WHAT YOU WILL DO
Count every line that has "pipelines" in it and give the total, nothing more.

━━ PROVIDED RECORDS

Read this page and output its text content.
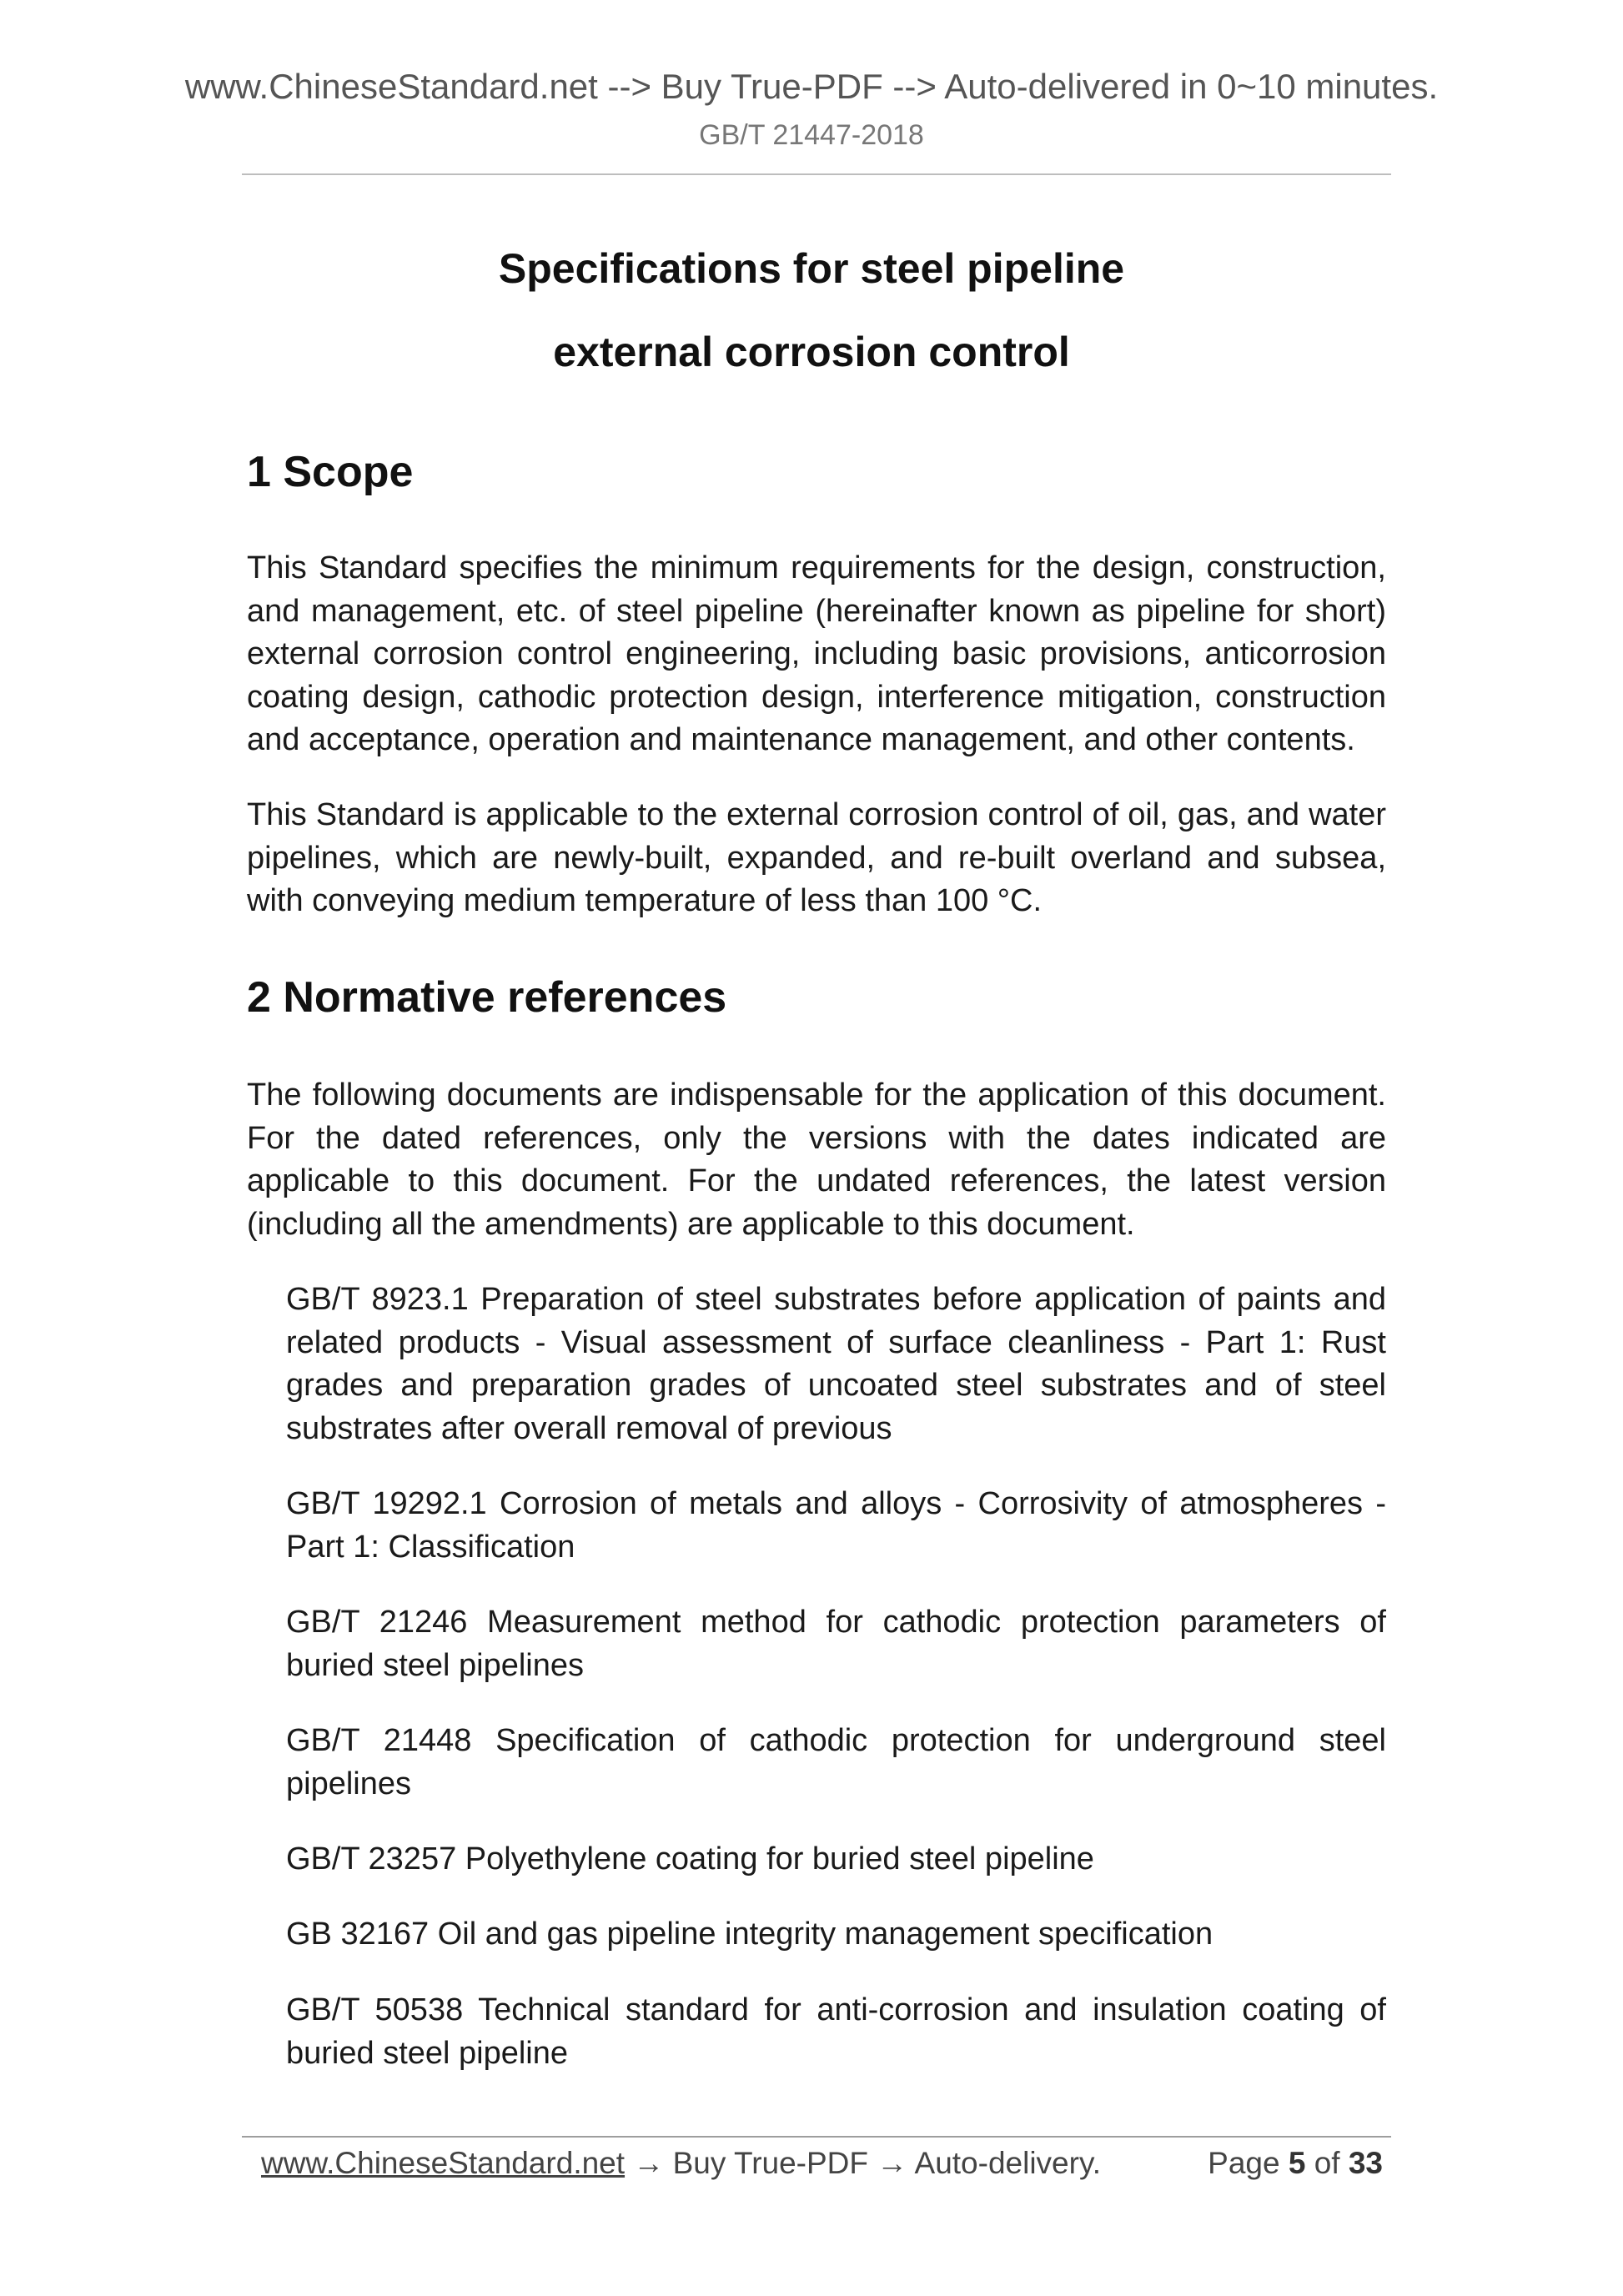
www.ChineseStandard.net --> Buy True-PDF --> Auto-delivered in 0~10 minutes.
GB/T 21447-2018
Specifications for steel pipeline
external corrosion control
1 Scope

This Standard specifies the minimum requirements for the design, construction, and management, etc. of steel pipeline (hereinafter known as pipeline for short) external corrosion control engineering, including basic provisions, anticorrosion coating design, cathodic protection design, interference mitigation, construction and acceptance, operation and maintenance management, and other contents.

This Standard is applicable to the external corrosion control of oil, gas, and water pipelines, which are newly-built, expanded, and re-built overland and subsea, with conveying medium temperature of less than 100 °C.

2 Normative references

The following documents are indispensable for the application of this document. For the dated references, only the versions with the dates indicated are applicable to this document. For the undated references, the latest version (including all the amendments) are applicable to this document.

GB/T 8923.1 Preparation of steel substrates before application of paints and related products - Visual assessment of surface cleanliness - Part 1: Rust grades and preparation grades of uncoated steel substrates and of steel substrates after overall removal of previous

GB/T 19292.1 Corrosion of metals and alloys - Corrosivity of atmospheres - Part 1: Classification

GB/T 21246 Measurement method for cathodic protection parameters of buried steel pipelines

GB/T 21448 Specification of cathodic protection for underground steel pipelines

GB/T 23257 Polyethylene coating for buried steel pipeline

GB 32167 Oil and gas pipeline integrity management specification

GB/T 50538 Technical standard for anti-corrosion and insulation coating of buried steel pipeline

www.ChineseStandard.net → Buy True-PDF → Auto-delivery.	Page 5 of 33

━━━━
━━ PROVIDED RECORDS

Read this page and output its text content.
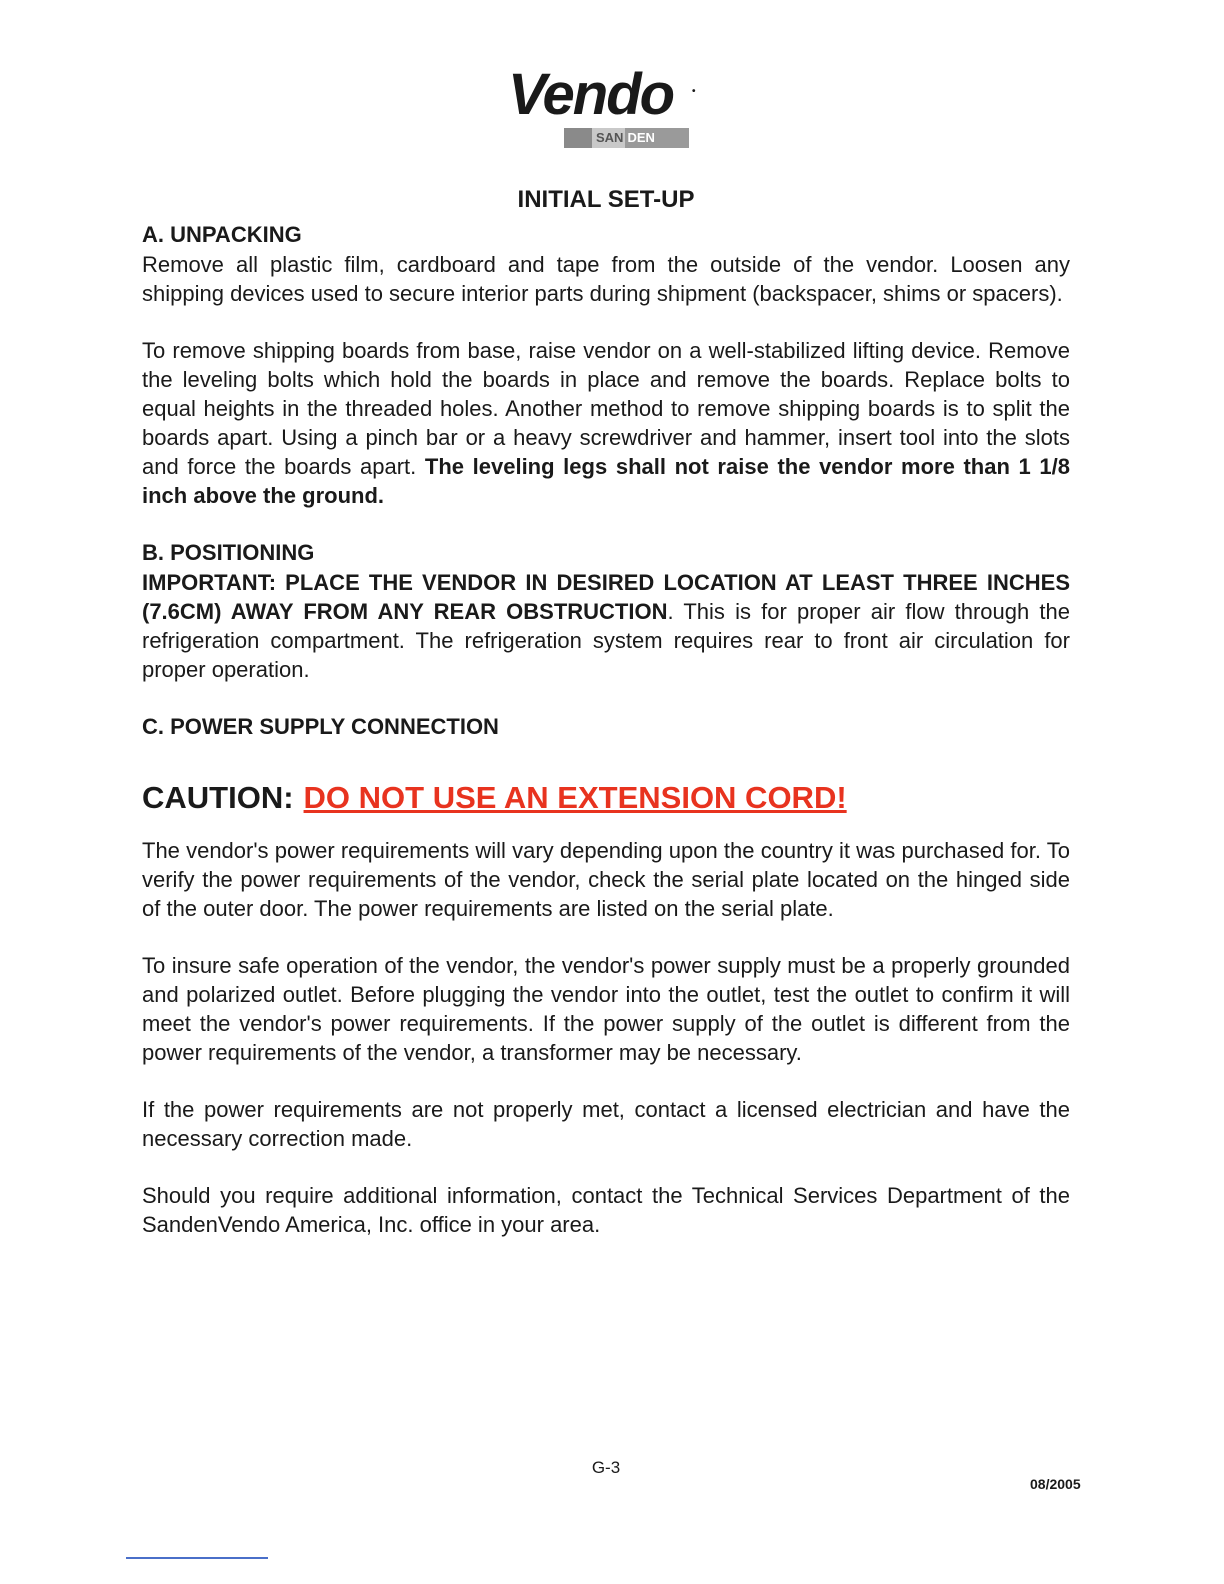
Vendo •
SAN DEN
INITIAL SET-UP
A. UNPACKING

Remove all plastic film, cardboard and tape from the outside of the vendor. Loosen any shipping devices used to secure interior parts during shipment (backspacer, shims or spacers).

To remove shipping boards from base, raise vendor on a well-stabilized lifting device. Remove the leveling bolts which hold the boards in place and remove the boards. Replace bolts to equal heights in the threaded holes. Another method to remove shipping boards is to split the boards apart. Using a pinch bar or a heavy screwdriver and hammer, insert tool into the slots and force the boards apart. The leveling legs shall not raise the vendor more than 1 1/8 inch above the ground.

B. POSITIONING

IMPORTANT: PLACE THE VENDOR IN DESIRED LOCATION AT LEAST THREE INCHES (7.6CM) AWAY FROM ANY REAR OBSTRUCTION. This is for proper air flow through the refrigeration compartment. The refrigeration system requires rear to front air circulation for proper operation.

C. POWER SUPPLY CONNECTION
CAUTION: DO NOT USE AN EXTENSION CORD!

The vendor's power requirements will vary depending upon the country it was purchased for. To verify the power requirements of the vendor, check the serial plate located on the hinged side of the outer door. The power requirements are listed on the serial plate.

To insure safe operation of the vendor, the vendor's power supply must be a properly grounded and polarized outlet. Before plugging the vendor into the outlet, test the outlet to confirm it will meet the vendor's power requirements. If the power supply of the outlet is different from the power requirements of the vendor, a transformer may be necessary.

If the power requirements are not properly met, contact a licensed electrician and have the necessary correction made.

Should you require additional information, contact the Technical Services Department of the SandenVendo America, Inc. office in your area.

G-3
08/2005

━━━━

CORRECT RESULT
3